## Directions
Pictures do not belong in the copy, so please give every entry below again exactly.

[Rows from a figure dataset]
━━━━━━━━━━━━━━━━
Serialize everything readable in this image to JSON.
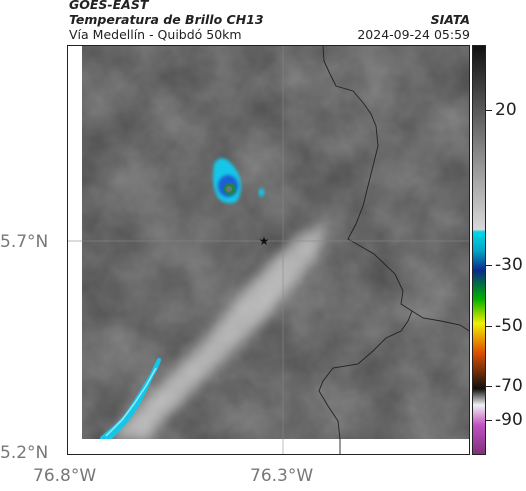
{
  "header": {
    "satellite": "GOES-EAST",
    "product": "Temperatura de Brillo CH13",
    "region": "Vía Medellín - Quibdó 50km",
    "agency": "SIATA",
    "timestamp": "2024-09-24 05:59"
  },
  "axes": {
    "lat_labels": [
      "5.7°N",
      "5.2°N"
    ],
    "lon_labels": [
      "76.8°W",
      "76.3°W"
    ]
  },
  "colorbar": {
    "labels": [
      "20",
      "-30",
      "-50",
      "-70",
      "-90"
    ],
    "colors": [
      "#111111",
      "#555555",
      "#999999",
      "#d8d8d8",
      "#00d8e8",
      "#0a2a8a",
      "#00b000",
      "#f0f000",
      "#e05000",
      "#101010",
      "#c050c0"
    ]
  },
  "map": {
    "marker": "star-icon",
    "colors": {
      "cold_cloud": "#16c6e8",
      "deep_core": "#1a5fd0",
      "core_center": "#22863c",
      "border": "#222222",
      "grid": "#888888"
    }
  }
}
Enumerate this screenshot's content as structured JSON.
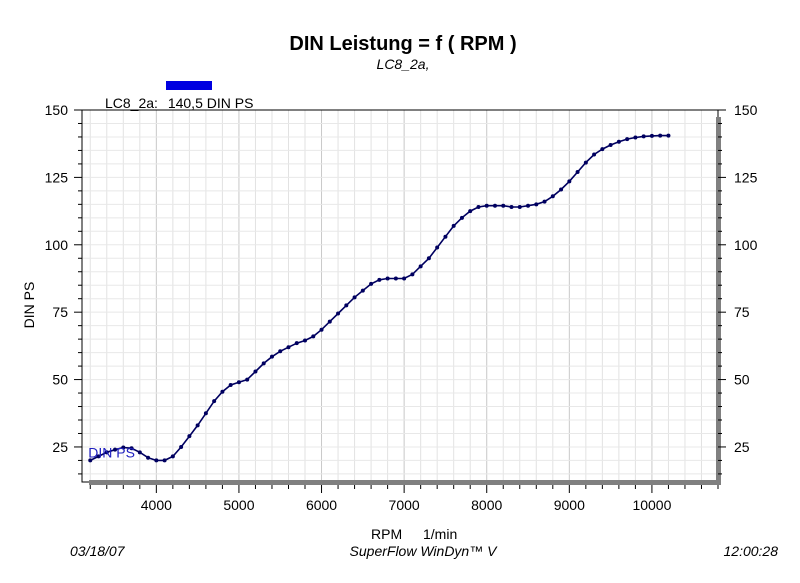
{
  "chart_data": {
    "type": "line",
    "title": "DIN Leistung = f ( RPM )",
    "subtitle": "LC8_2a,",
    "xlabel": "RPM",
    "xunit": "1/min",
    "ylabel": "DIN PS",
    "xlim": [
      3100,
      10800
    ],
    "ylim": [
      12,
      150
    ],
    "x_ticks": [
      4000,
      5000,
      6000,
      7000,
      8000,
      9000,
      10000
    ],
    "y_ticks": [
      25,
      50,
      75,
      100,
      125,
      150
    ],
    "grid": true,
    "legend": {
      "position": "top-left",
      "entry": "LC8_2a:",
      "value": "140,5 DIN PS",
      "color": "#0000e0"
    },
    "series": [
      {
        "name": "DIN PS",
        "color": "#000060",
        "points": [
          [
            3200,
            20
          ],
          [
            3300,
            21.5
          ],
          [
            3400,
            23
          ],
          [
            3500,
            24
          ],
          [
            3600,
            24.8
          ],
          [
            3700,
            24.5
          ],
          [
            3800,
            23
          ],
          [
            3900,
            21
          ],
          [
            4000,
            20
          ],
          [
            4100,
            20
          ],
          [
            4200,
            21.5
          ],
          [
            4300,
            25
          ],
          [
            4400,
            29
          ],
          [
            4500,
            33
          ],
          [
            4600,
            37.5
          ],
          [
            4700,
            42
          ],
          [
            4800,
            45.5
          ],
          [
            4900,
            48
          ],
          [
            5000,
            49
          ],
          [
            5100,
            50
          ],
          [
            5200,
            53
          ],
          [
            5300,
            56
          ],
          [
            5400,
            58.5
          ],
          [
            5500,
            60.5
          ],
          [
            5600,
            62
          ],
          [
            5700,
            63.5
          ],
          [
            5800,
            64.5
          ],
          [
            5900,
            66
          ],
          [
            6000,
            68.5
          ],
          [
            6100,
            71.5
          ],
          [
            6200,
            74.5
          ],
          [
            6300,
            77.5
          ],
          [
            6400,
            80.5
          ],
          [
            6500,
            83
          ],
          [
            6600,
            85.5
          ],
          [
            6700,
            87
          ],
          [
            6800,
            87.5
          ],
          [
            6900,
            87.5
          ],
          [
            7000,
            87.5
          ],
          [
            7100,
            89
          ],
          [
            7200,
            92
          ],
          [
            7300,
            95
          ],
          [
            7400,
            99
          ],
          [
            7500,
            103
          ],
          [
            7600,
            107
          ],
          [
            7700,
            110
          ],
          [
            7800,
            112.5
          ],
          [
            7900,
            114
          ],
          [
            8000,
            114.5
          ],
          [
            8100,
            114.5
          ],
          [
            8200,
            114.5
          ],
          [
            8300,
            114
          ],
          [
            8400,
            114
          ],
          [
            8500,
            114.5
          ],
          [
            8600,
            115
          ],
          [
            8700,
            116
          ],
          [
            8800,
            118
          ],
          [
            8900,
            120.5
          ],
          [
            9000,
            123.5
          ],
          [
            9100,
            127
          ],
          [
            9200,
            130.5
          ],
          [
            9300,
            133.5
          ],
          [
            9400,
            135.5
          ],
          [
            9500,
            137
          ],
          [
            9600,
            138.2
          ],
          [
            9700,
            139.2
          ],
          [
            9800,
            139.8
          ],
          [
            9900,
            140.2
          ],
          [
            10000,
            140.4
          ],
          [
            10100,
            140.5
          ],
          [
            10200,
            140.5
          ]
        ]
      }
    ]
  },
  "footer": {
    "date": "03/18/07",
    "software": "SuperFlow WinDyn™ V",
    "time": "12:00:28"
  }
}
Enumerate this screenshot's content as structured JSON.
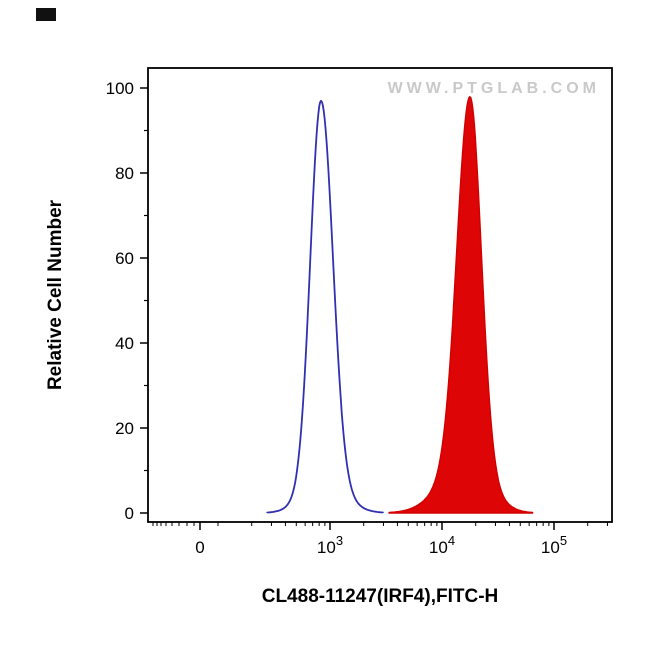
{
  "chart_data": {
    "type": "line",
    "subtype": "flow_cytometry_histogram_overlay",
    "title": "",
    "xlabel": "CL488-11247(IRF4),FITC-H",
    "ylabel": "Relative Cell Number",
    "watermark": "WWW.PTGLAB.COM",
    "x_scale": "biexponential log (0, 10^3, 10^4, 10^5)",
    "ylim": [
      0,
      100
    ],
    "grid": false,
    "legend": "none",
    "y_ticks": [
      0,
      20,
      40,
      60,
      80,
      100
    ],
    "x_ticks": [
      {
        "label": "0"
      },
      {
        "label": "10^3",
        "base": "10",
        "exp": "3"
      },
      {
        "label": "10^4",
        "base": "10",
        "exp": "4"
      },
      {
        "label": "10^5",
        "base": "10",
        "exp": "5"
      }
    ],
    "colors": {
      "axis": "#000000",
      "background": "#ffffff",
      "watermark": "#c9c9c9",
      "blue_curve": "#3030b0",
      "red_curve": "#dd0505"
    },
    "series": [
      {
        "name": "blue-open-histogram",
        "description": "Open (unfilled) blue histogram peaking near 1e3, max ~97% of scale",
        "stroke": "#3030b0",
        "fill": "none",
        "stroke_width": 1.8,
        "peak_x": "1e3",
        "peak_y": 97,
        "components": [
          {
            "mu": 2.92,
            "a": 90,
            "sl": 0.095,
            "sr": 0.105
          },
          {
            "mu": 2.93,
            "a": 7,
            "sl": 0.17,
            "sr": 0.19
          }
        ]
      },
      {
        "name": "red-filled-histogram",
        "description": "Solid red filled histogram peaking near 2e4, max ~98% of scale",
        "stroke": "#d40000",
        "fill": "#dd0505",
        "stroke_width": 1.5,
        "peak_x": "2e4",
        "peak_y": 98,
        "components": [
          {
            "mu": 4.25,
            "a": 86,
            "sl": 0.115,
            "sr": 0.1
          },
          {
            "mu": 4.23,
            "a": 12,
            "sl": 0.23,
            "sr": 0.19
          }
        ]
      }
    ]
  }
}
━━━━━━━━━━━━━━━━
## Answer to this problem
Serialize everything readable in this image to JSON.
{
  "header": {
    "satellite": "GOES-EAST",
    "product": "Temperatura de Brillo CH13",
    "region": "Vía Medellín - Quibdó 50km",
    "agency": "SIATA",
    "timestamp": "2024-09-24 05:59"
  },
  "axes": {
    "lat_labels": [
      "5.7°N",
      "5.2°N"
    ],
    "lon_labels": [
      "76.8°W",
      "76.3°W"
    ]
  },
  "colorbar": {
    "labels": [
      "20",
      "-30",
      "-50",
      "-70",
      "-90"
    ],
    "colors": [
      "#111111",
      "#555555",
      "#999999",
      "#d8d8d8",
      "#00d8e8",
      "#0a2a8a",
      "#00b000",
      "#f0f000",
      "#e05000",
      "#101010",
      "#c050c0"
    ]
  },
  "map": {
    "marker": "star-icon",
    "colors": {
      "cold_cloud": "#16c6e8",
      "deep_core": "#1a5fd0",
      "core_center": "#22863c",
      "border": "#222222",
      "grid": "#888888"
    }
  }
}
Enumerate this screenshot's content as structured JSON.
{
  "chart_data": {
    "type": "line",
    "title": "DIN Leistung = f ( RPM )",
    "subtitle": "LC8_2a,",
    "xlabel": "RPM",
    "xunit": "1/min",
    "ylabel": "DIN PS",
    "xlim": [
      3100,
      10800
    ],
    "ylim": [
      12,
      150
    ],
    "x_ticks": [
      4000,
      5000,
      6000,
      7000,
      8000,
      9000,
      10000
    ],
    "y_ticks": [
      25,
      50,
      75,
      100,
      125,
      150
    ],
    "grid": true,
    "legend": {
      "position": "top-left",
      "entry": "LC8_2a:",
      "value": "140,5 DIN PS",
      "color": "#0000e0"
    },
    "series": [
      {
        "name": "DIN PS",
        "color": "#000060",
        "points": [
          [
            3200,
            20
          ],
          [
            3300,
            21.5
          ],
          [
            3400,
            23
          ],
          [
            3500,
            24
          ],
          [
            3600,
            24.8
          ],
          [
            3700,
            24.5
          ],
          [
            3800,
            23
          ],
          [
            3900,
            21
          ],
          [
            4000,
            20
          ],
          [
            4100,
            20
          ],
          [
            4200,
            21.5
          ],
          [
            4300,
            25
          ],
          [
            4400,
            29
          ],
          [
            4500,
            33
          ],
          [
            4600,
            37.5
          ],
          [
            4700,
            42
          ],
          [
            4800,
            45.5
          ],
          [
            4900,
            48
          ],
          [
            5000,
            49
          ],
          [
            5100,
            50
          ],
          [
            5200,
            53
          ],
          [
            5300,
            56
          ],
          [
            5400,
            58.5
          ],
          [
            5500,
            60.5
          ],
          [
            5600,
            62
          ],
          [
            5700,
            63.5
          ],
          [
            5800,
            64.5
          ],
          [
            5900,
            66
          ],
          [
            6000,
            68.5
          ],
          [
            6100,
            71.5
          ],
          [
            6200,
            74.5
          ],
          [
            6300,
            77.5
          ],
          [
            6400,
            80.5
          ],
          [
            6500,
            83
          ],
          [
            6600,
            85.5
          ],
          [
            6700,
            87
          ],
          [
            6800,
            87.5
          ],
          [
            6900,
            87.5
          ],
          [
            7000,
            87.5
          ],
          [
            7100,
            89
          ],
          [
            7200,
            92
          ],
          [
            7300,
            95
          ],
          [
            7400,
            99
          ],
          [
            7500,
            103
          ],
          [
            7600,
            107
          ],
          [
            7700,
            110
          ],
          [
            7800,
            112.5
          ],
          [
            7900,
            114
          ],
          [
            8000,
            114.5
          ],
          [
            8100,
            114.5
          ],
          [
            8200,
            114.5
          ],
          [
            8300,
            114
          ],
          [
            8400,
            114
          ],
          [
            8500,
            114.5
          ],
          [
            8600,
            115
          ],
          [
            8700,
            116
          ],
          [
            8800,
            118
          ],
          [
            8900,
            120.5
          ],
          [
            9000,
            123.5
          ],
          [
            9100,
            127
          ],
          [
            9200,
            130.5
          ],
          [
            9300,
            133.5
          ],
          [
            9400,
            135.5
          ],
          [
            9500,
            137
          ],
          [
            9600,
            138.2
          ],
          [
            9700,
            139.2
          ],
          [
            9800,
            139.8
          ],
          [
            9900,
            140.2
          ],
          [
            10000,
            140.4
          ],
          [
            10100,
            140.5
          ],
          [
            10200,
            140.5
          ]
        ]
      }
    ]
  },
  "footer": {
    "date": "03/18/07",
    "software": "SuperFlow WinDyn™ V",
    "time": "12:00:28"
  }
}
Enumerate this screenshot's content as structured JSON.
{
  "chart_data": {
    "type": "line",
    "subtype": "flow_cytometry_histogram_overlay",
    "title": "",
    "xlabel": "CL488-11247(IRF4),FITC-H",
    "ylabel": "Relative Cell Number",
    "watermark": "WWW.PTGLAB.COM",
    "x_scale": "biexponential log (0, 10^3, 10^4, 10^5)",
    "ylim": [
      0,
      100
    ],
    "grid": false,
    "legend": "none",
    "y_ticks": [
      0,
      20,
      40,
      60,
      80,
      100
    ],
    "x_ticks": [
      {
        "label": "0"
      },
      {
        "label": "10^3",
        "base": "10",
        "exp": "3"
      },
      {
        "label": "10^4",
        "base": "10",
        "exp": "4"
      },
      {
        "label": "10^5",
        "base": "10",
        "exp": "5"
      }
    ],
    "colors": {
      "axis": "#000000",
      "background": "#ffffff",
      "watermark": "#c9c9c9",
      "blue_curve": "#3030b0",
      "red_curve": "#dd0505"
    },
    "series": [
      {
        "name": "blue-open-histogram",
        "description": "Open (unfilled) blue histogram peaking near 1e3, max ~97% of scale",
        "stroke": "#3030b0",
        "fill": "none",
        "stroke_width": 1.8,
        "peak_x": "1e3",
        "peak_y": 97,
        "components": [
          {
            "mu": 2.92,
            "a": 90,
            "sl": 0.095,
            "sr": 0.105
          },
          {
            "mu": 2.93,
            "a": 7,
            "sl": 0.17,
            "sr": 0.19
          }
        ]
      },
      {
        "name": "red-filled-histogram",
        "description": "Solid red filled histogram peaking near 2e4, max ~98% of scale",
        "stroke": "#d40000",
        "fill": "#dd0505",
        "stroke_width": 1.5,
        "peak_x": "2e4",
        "peak_y": 98,
        "components": [
          {
            "mu": 4.25,
            "a": 86,
            "sl": 0.115,
            "sr": 0.1
          },
          {
            "mu": 4.23,
            "a": 12,
            "sl": 0.23,
            "sr": 0.19
          }
        ]
      }
    ]
  }
}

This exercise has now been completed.